- Your objective: Search the material for the string "displayed", then report how many lines hold it, with no other text.

- Task data:
****************
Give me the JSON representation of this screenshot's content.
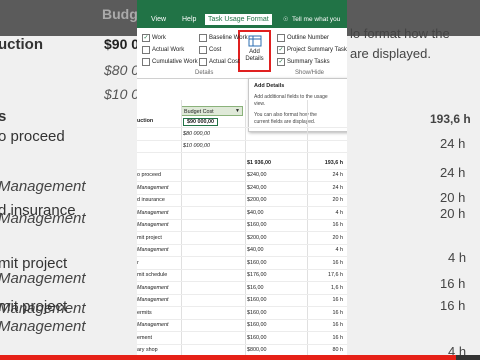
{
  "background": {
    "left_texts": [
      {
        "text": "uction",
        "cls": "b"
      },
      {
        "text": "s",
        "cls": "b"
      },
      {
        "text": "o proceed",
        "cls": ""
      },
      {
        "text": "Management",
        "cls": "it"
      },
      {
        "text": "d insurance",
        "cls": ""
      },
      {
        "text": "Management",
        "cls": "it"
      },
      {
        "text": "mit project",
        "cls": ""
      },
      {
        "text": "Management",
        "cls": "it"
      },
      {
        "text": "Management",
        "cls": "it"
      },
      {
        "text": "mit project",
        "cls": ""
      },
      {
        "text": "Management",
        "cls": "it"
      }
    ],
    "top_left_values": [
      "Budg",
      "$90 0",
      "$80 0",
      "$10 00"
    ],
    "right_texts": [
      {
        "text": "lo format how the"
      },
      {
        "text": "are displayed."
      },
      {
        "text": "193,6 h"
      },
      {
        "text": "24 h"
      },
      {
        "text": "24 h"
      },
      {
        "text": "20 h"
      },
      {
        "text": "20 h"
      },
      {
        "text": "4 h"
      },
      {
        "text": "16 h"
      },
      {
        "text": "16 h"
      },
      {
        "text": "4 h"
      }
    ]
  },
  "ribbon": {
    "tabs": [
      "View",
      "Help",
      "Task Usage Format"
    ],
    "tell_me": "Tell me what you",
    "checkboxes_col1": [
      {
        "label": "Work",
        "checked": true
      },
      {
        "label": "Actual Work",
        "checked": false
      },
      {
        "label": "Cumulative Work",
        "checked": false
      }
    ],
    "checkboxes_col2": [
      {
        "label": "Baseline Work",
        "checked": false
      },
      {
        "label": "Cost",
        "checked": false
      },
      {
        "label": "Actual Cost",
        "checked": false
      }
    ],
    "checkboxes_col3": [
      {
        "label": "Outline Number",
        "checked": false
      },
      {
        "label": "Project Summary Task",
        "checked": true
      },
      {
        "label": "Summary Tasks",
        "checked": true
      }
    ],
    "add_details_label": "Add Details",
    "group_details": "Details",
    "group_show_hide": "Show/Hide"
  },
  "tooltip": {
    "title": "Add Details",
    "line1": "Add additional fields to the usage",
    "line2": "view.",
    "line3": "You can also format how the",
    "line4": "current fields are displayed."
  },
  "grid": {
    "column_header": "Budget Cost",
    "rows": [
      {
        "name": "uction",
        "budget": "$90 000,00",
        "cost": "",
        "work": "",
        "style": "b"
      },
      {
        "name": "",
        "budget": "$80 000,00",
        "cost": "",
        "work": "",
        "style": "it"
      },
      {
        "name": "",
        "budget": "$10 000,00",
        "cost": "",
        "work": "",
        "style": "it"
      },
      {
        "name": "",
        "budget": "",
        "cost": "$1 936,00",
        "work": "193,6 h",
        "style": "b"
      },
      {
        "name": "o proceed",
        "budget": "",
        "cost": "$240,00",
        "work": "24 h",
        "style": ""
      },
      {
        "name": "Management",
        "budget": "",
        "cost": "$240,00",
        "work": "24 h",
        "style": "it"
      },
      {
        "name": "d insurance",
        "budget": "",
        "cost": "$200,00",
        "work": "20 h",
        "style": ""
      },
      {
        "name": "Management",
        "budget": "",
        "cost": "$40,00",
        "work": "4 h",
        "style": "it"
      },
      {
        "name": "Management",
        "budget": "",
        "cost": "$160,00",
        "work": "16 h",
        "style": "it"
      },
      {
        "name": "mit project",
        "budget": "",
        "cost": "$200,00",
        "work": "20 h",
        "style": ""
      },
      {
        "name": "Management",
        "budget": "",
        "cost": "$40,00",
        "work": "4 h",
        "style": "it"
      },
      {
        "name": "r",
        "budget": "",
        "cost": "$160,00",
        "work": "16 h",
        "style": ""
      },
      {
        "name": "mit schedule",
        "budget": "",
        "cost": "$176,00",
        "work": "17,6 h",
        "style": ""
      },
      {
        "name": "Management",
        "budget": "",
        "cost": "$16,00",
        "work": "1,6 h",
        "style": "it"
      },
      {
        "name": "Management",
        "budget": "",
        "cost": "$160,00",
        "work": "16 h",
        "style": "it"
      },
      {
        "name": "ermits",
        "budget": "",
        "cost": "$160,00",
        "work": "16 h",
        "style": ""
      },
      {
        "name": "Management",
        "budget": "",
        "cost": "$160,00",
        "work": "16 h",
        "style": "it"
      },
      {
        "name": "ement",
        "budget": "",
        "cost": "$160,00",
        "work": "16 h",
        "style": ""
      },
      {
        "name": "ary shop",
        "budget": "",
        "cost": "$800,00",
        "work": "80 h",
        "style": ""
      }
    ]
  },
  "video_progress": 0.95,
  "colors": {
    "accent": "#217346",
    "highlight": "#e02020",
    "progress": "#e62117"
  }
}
****************
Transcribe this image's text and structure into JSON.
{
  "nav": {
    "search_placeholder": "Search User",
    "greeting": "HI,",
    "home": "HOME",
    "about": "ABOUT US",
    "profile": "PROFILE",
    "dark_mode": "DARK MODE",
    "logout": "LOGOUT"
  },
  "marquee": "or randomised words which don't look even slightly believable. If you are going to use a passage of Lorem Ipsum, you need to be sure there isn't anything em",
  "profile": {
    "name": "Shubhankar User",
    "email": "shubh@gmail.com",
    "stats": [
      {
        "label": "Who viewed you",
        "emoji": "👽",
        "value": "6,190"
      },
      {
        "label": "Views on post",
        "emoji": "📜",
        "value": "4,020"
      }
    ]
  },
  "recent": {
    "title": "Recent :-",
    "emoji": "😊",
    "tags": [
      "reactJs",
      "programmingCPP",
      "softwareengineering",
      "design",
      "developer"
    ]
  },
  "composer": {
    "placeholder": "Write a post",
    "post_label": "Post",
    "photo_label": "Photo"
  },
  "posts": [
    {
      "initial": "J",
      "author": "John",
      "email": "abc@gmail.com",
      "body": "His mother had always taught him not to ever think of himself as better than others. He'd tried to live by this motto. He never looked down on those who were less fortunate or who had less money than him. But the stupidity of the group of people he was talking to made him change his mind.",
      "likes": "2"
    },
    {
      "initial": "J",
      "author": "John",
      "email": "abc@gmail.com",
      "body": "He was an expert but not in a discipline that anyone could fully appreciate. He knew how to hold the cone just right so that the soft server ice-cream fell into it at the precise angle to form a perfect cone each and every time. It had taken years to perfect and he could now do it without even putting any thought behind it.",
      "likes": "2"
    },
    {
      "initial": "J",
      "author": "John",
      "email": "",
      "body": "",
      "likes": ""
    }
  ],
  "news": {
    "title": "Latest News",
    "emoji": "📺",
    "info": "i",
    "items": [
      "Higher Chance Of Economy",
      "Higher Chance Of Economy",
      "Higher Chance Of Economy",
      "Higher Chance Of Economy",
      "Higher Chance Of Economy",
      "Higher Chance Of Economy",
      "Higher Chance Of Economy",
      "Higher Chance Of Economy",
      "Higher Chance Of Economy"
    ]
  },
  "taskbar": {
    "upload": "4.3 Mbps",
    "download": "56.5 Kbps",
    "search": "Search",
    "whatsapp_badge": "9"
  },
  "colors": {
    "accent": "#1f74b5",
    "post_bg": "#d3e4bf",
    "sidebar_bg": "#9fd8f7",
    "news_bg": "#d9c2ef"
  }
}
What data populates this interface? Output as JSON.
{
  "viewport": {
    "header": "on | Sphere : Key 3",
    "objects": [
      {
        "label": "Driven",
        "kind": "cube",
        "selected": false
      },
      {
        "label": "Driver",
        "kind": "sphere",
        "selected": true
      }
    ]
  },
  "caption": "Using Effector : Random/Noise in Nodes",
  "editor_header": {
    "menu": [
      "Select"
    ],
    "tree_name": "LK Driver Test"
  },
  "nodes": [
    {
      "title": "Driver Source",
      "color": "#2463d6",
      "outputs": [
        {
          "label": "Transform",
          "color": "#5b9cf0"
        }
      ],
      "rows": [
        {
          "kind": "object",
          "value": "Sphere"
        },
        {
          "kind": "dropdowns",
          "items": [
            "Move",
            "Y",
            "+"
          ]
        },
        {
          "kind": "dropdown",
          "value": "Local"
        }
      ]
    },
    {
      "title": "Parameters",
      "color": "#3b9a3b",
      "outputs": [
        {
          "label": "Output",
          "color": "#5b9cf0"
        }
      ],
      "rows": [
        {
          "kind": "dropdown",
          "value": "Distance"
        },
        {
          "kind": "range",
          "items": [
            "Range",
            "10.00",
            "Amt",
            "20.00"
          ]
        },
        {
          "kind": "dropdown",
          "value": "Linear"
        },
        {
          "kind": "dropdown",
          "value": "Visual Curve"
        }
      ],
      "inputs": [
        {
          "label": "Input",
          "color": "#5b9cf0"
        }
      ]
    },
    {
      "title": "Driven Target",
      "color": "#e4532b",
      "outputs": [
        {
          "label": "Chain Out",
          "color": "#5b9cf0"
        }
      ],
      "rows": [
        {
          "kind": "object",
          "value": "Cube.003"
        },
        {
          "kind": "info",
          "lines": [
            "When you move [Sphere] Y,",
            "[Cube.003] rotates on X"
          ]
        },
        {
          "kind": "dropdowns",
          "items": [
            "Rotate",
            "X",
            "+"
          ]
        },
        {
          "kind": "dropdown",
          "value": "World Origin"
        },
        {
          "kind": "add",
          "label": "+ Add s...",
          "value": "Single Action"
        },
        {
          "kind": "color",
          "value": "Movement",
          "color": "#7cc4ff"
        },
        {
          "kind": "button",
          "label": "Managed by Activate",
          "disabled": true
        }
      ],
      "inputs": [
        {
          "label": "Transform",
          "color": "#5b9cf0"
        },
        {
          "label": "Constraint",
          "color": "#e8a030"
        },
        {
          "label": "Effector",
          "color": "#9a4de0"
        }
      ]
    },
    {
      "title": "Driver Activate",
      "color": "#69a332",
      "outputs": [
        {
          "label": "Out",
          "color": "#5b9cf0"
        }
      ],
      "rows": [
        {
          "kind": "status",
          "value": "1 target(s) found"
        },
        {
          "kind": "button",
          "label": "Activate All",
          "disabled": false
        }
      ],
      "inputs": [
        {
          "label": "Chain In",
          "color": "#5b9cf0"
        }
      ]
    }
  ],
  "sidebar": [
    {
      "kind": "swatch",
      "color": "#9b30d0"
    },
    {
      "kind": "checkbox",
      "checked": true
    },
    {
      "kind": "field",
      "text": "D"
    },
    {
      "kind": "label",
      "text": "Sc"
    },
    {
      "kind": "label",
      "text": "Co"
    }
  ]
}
****************
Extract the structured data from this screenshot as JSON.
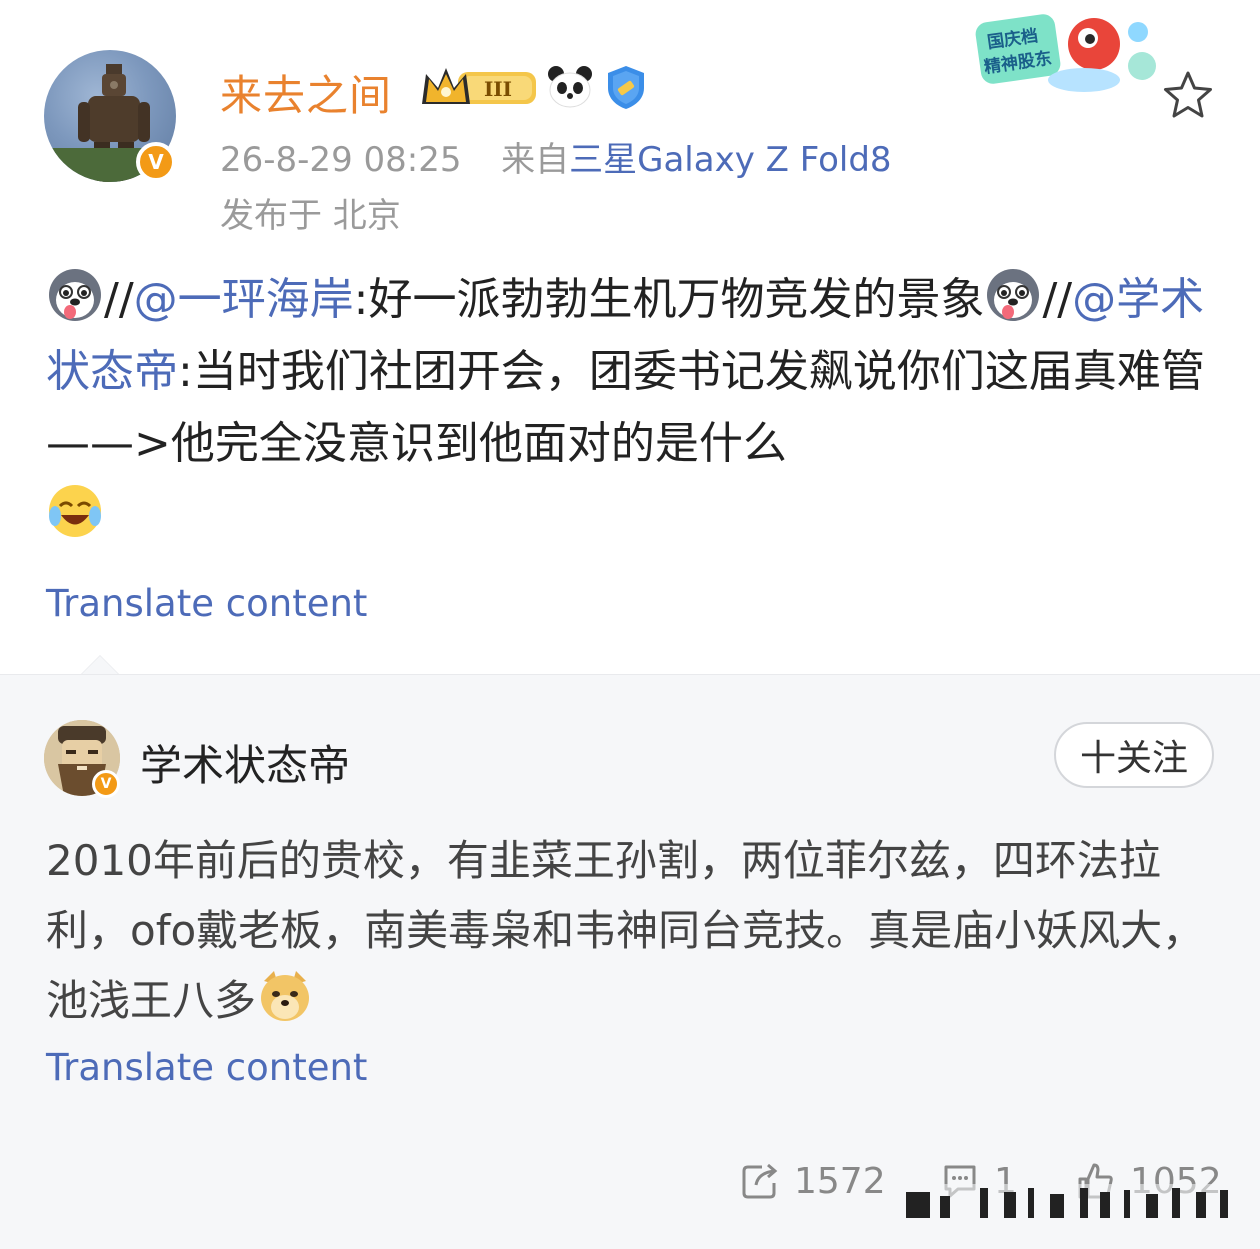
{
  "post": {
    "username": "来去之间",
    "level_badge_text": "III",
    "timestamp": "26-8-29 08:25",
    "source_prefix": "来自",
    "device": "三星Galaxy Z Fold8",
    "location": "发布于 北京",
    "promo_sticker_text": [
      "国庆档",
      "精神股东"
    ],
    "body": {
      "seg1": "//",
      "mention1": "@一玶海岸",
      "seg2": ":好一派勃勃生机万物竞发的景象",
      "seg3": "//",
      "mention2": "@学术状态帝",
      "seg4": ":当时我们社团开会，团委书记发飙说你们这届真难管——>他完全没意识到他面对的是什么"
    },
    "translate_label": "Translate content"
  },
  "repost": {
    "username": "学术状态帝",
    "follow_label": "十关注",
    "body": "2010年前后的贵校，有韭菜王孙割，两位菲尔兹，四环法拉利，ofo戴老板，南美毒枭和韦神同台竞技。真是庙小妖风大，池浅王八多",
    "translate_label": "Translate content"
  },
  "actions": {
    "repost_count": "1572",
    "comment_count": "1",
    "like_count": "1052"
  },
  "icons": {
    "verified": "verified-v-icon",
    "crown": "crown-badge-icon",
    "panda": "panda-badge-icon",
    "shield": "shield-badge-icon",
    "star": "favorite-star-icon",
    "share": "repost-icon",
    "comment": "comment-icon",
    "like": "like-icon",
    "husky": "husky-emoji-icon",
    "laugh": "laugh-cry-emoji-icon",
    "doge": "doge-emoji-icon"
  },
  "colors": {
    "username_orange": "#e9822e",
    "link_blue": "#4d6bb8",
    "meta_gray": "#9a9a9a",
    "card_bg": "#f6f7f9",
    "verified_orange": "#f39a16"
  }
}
****************
- Task solution: 2